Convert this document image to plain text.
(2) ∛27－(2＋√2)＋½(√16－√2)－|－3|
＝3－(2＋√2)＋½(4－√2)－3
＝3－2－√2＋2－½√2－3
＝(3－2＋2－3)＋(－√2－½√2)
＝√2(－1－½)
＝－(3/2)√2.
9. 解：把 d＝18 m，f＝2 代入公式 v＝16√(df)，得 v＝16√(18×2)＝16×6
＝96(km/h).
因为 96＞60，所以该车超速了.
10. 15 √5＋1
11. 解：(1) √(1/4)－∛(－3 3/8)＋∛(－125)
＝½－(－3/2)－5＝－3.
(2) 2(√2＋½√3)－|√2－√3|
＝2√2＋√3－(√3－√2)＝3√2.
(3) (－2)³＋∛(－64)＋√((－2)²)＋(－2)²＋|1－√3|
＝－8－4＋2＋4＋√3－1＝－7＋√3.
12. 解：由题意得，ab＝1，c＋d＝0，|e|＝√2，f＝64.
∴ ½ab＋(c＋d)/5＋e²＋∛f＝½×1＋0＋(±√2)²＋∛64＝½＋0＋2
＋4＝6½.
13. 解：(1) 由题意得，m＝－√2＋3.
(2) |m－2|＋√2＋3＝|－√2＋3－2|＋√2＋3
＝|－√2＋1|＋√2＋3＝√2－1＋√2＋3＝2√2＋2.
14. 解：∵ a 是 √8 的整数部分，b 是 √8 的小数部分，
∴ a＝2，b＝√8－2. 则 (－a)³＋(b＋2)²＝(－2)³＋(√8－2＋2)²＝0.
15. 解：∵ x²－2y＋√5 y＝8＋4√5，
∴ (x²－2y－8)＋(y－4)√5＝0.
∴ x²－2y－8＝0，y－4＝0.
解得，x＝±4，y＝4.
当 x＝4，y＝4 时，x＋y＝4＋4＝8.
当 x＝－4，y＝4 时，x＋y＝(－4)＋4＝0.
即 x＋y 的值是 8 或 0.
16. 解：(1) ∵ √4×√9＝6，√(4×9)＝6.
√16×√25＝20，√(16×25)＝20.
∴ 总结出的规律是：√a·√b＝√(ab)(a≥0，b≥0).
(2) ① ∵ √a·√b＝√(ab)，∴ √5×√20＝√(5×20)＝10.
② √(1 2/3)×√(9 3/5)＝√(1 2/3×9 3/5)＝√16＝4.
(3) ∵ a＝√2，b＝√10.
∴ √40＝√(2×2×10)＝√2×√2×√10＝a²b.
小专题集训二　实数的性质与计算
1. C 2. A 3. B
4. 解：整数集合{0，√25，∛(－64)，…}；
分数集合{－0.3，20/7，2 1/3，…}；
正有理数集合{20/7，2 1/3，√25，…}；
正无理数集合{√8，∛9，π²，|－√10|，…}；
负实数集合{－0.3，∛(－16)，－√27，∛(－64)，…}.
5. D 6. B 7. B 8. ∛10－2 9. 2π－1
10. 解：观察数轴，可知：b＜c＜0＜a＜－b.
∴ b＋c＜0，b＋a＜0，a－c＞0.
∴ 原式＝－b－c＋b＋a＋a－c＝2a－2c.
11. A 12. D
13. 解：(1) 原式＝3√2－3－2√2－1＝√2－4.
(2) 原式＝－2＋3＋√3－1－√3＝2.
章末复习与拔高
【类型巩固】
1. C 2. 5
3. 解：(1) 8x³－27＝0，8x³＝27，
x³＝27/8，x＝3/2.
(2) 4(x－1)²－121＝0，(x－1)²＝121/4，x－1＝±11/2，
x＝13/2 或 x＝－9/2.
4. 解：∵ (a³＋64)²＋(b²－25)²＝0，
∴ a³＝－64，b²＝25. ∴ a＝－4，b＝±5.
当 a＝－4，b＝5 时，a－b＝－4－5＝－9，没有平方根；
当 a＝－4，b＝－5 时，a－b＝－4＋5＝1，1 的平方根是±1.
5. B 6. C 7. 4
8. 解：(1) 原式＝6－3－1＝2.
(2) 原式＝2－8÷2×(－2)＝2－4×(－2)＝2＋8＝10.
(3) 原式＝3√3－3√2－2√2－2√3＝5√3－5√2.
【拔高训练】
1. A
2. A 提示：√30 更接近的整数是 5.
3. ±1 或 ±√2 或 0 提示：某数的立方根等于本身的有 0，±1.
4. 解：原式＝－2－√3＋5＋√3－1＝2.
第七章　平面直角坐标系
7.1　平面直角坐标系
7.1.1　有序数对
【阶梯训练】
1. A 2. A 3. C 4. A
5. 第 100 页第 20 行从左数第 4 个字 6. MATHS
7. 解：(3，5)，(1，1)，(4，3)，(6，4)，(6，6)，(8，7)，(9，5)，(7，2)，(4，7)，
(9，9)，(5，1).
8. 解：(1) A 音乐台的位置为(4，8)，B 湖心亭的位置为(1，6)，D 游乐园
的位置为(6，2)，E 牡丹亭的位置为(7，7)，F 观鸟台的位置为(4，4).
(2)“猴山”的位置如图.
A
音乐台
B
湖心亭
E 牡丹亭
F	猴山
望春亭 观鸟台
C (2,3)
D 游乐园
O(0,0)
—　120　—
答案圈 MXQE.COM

OBJECTIVE:
All of the records must be repeated exactly.

TASK ANSWER:
Convert this document image to plain text.
(2) ∛27－(2＋√2)＋½(√16－√2)－|－3|
＝3－(2＋√2)＋½(4－√2)－3
＝3－2－√2＋2－½√2－3
＝(3－2＋2－3)＋(－√2－½√2)
＝√2(－1－½)
＝－(3/2)√2.
9. 解：把 d＝18 m，f＝2 代入公式 v＝16√(df)，得 v＝16√(18×2)＝16×6
＝96(km/h).
因为 96＞60，所以该车超速了.
10. 15 √5＋1
11. 解：(1) √(1/4)－∛(－3 3/8)＋∛(－125)
＝½－(－3/2)－5＝－3.
(2) 2(√2＋½√3)－|√2－√3|
＝2√2＋√3－(√3－√2)＝3√2.
(3) (－2)³＋∛(－64)＋√((－2)²)＋(－2)²＋|1－√3|
＝－8－4＋2＋4＋√3－1＝－7＋√3.
12. 解：由题意得，ab＝1，c＋d＝0，|e|＝√2，f＝64.
∴ ½ab＋(c＋d)/5＋e²＋∛f＝½×1＋0＋(±√2)²＋∛64＝½＋0＋2
＋4＝6½.
13. 解：(1) 由题意得，m＝－√2＋3.
(2) |m－2|＋√2＋3＝|－√2＋3－2|＋√2＋3
＝|－√2＋1|＋√2＋3＝√2－1＋√2＋3＝2√2＋2.
14. 解：∵ a 是 √8 的整数部分，b 是 √8 的小数部分，
∴ a＝2，b＝√8－2. 则 (－a)³＋(b＋2)²＝(－2)³＋(√8－2＋2)²＝0.
15. 解：∵ x²－2y＋√5 y＝8＋4√5，
∴ (x²－2y－8)＋(y－4)√5＝0.
∴ x²－2y－8＝0，y－4＝0.
解得，x＝±4，y＝4.
当 x＝4，y＝4 时，x＋y＝4＋4＝8.
当 x＝－4，y＝4 时，x＋y＝(－4)＋4＝0.
即 x＋y 的值是 8 或 0.
16. 解：(1) ∵ √4×√9＝6，√(4×9)＝6.
√16×√25＝20，√(16×25)＝20.
∴ 总结出的规律是：√a·√b＝√(ab)(a≥0，b≥0).
(2) ① ∵ √a·√b＝√(ab)，∴ √5×√20＝√(5×20)＝10.
② √(1 2/3)×√(9 3/5)＝√(1 2/3×9 3/5)＝√16＝4.
(3) ∵ a＝√2，b＝√10.
∴ √40＝√(2×2×10)＝√2×√2×√10＝a²b.
小专题集训二　实数的性质与计算
1. C 2. A 3. B
4. 解：整数集合{0，√25，∛(－64)，…}；
分数集合{－0.3，20/7，2 1/3，…}；
正有理数集合{20/7，2 1/3，√25，…}；
正无理数集合{√8，∛9，π²，|－√10|，…}；
负实数集合{－0.3，∛(－16)，－√27，∛(－64)，…}.
5. D 6. B 7. B 8. ∛10－2 9. 2π－1
10. 解：观察数轴，可知：b＜c＜0＜a＜－b.
∴ b＋c＜0，b＋a＜0，a－c＞0.
∴ 原式＝－b－c＋b＋a＋a－c＝2a－2c.
11. A 12. D
13. 解：(1) 原式＝3√2－3－2√2－1＝√2－4.
(2) 原式＝－2＋3＋√3－1－√3＝2.
章末复习与拔高
【类型巩固】
1. C 2. 5
3. 解：(1) 8x³－27＝0，8x³＝27，
x³＝27/8，x＝3/2.
(2) 4(x－1)²－121＝0，(x－1)²＝121/4，x－1＝±11/2，
x＝13/2 或 x＝－9/2.
4. 解：∵ (a³＋64)²＋(b²－25)²＝0，
∴ a³＝－64，b²＝25. ∴ a＝－4，b＝±5.
当 a＝－4，b＝5 时，a－b＝－4－5＝－9，没有平方根；
当 a＝－4，b＝－5 时，a－b＝－4＋5＝1，1 的平方根是±1.
5. B 6. C 7. 4
8. 解：(1) 原式＝6－3－1＝2.
(2) 原式＝2－8÷2×(－2)＝2－4×(－2)＝2＋8＝10.
(3) 原式＝3√3－3√2－2√2－2√3＝5√3－5√2.
【拔高训练】
1. A
2. A 提示：√30 更接近的整数是 5.
3. ±1 或 ±√2 或 0 提示：某数的立方根等于本身的有 0，±1.
4. 解：原式＝－2－√3＋5＋√3－1＝2.
第七章　平面直角坐标系
7.1　平面直角坐标系
7.1.1　有序数对
【阶梯训练】
1. A 2. A 3. C 4. A
5. 第 100 页第 20 行从左数第 4 个字 6. MATHS
7. 解：(3，5)，(1，1)，(4，3)，(6，4)，(6，6)，(8，7)，(9，5)，(7，2)，(4，7)，
(9，9)，(5，1).
8. 解：(1) A 音乐台的位置为(4，8)，B 湖心亭的位置为(1，6)，D 游乐园
的位置为(6，2)，E 牡丹亭的位置为(7，7)，F 观鸟台的位置为(4，4).
(2)“猴山”的位置如图.
A
音乐台
B
湖心亭
E 牡丹亭
F	猴山
望春亭 观鸟台
C (2,3)
D 游乐园
O(0,0)
—　120　—
答案圈 MXQE.COM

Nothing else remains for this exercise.